--- Records supplied ---
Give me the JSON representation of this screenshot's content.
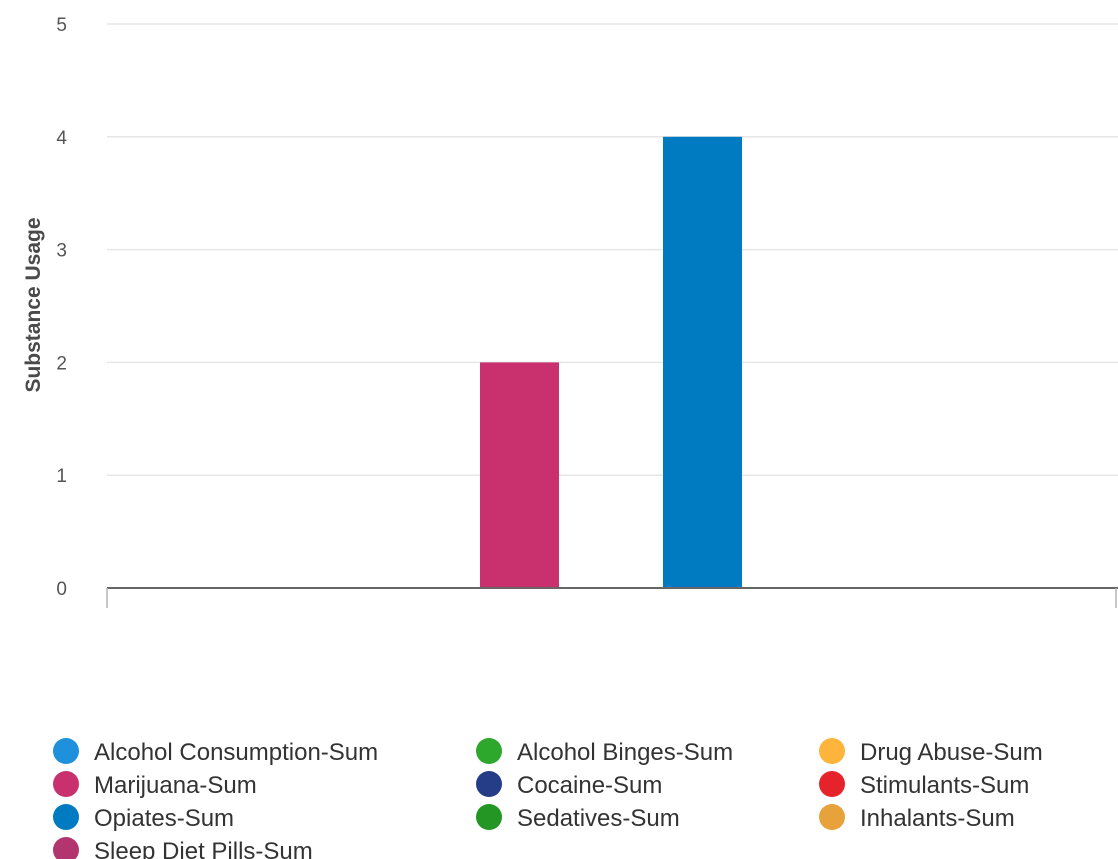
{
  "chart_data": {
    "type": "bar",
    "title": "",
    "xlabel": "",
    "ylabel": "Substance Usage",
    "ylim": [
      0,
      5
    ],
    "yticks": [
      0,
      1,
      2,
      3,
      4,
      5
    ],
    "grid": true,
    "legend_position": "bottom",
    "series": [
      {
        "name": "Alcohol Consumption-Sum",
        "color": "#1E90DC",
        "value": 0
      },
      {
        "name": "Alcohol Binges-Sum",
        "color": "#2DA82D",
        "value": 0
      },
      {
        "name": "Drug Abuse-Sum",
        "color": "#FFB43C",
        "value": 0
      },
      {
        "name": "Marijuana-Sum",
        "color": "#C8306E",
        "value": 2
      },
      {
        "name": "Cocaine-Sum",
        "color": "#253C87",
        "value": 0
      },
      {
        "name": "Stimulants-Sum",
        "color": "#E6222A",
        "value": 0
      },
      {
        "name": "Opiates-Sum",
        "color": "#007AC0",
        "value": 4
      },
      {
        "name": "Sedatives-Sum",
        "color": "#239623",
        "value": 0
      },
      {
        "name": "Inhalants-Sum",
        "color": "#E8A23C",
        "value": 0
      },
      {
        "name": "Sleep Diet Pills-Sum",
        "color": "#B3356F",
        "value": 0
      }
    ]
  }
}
---
• Problem to work on: The material above must be printed exactly, with its pictures left out.

• Response to the exercise:
Give me the JSON representation of this screenshot's content.
{
  "chart_data": {
    "type": "bar",
    "title": "",
    "xlabel": "",
    "ylabel": "Substance Usage",
    "ylim": [
      0,
      5
    ],
    "yticks": [
      0,
      1,
      2,
      3,
      4,
      5
    ],
    "grid": true,
    "legend_position": "bottom",
    "series": [
      {
        "name": "Alcohol Consumption-Sum",
        "color": "#1E90DC",
        "value": 0
      },
      {
        "name": "Alcohol Binges-Sum",
        "color": "#2DA82D",
        "value": 0
      },
      {
        "name": "Drug Abuse-Sum",
        "color": "#FFB43C",
        "value": 0
      },
      {
        "name": "Marijuana-Sum",
        "color": "#C8306E",
        "value": 2
      },
      {
        "name": "Cocaine-Sum",
        "color": "#253C87",
        "value": 0
      },
      {
        "name": "Stimulants-Sum",
        "color": "#E6222A",
        "value": 0
      },
      {
        "name": "Opiates-Sum",
        "color": "#007AC0",
        "value": 4
      },
      {
        "name": "Sedatives-Sum",
        "color": "#239623",
        "value": 0
      },
      {
        "name": "Inhalants-Sum",
        "color": "#E8A23C",
        "value": 0
      },
      {
        "name": "Sleep Diet Pills-Sum",
        "color": "#B3356F",
        "value": 0
      }
    ]
  }
}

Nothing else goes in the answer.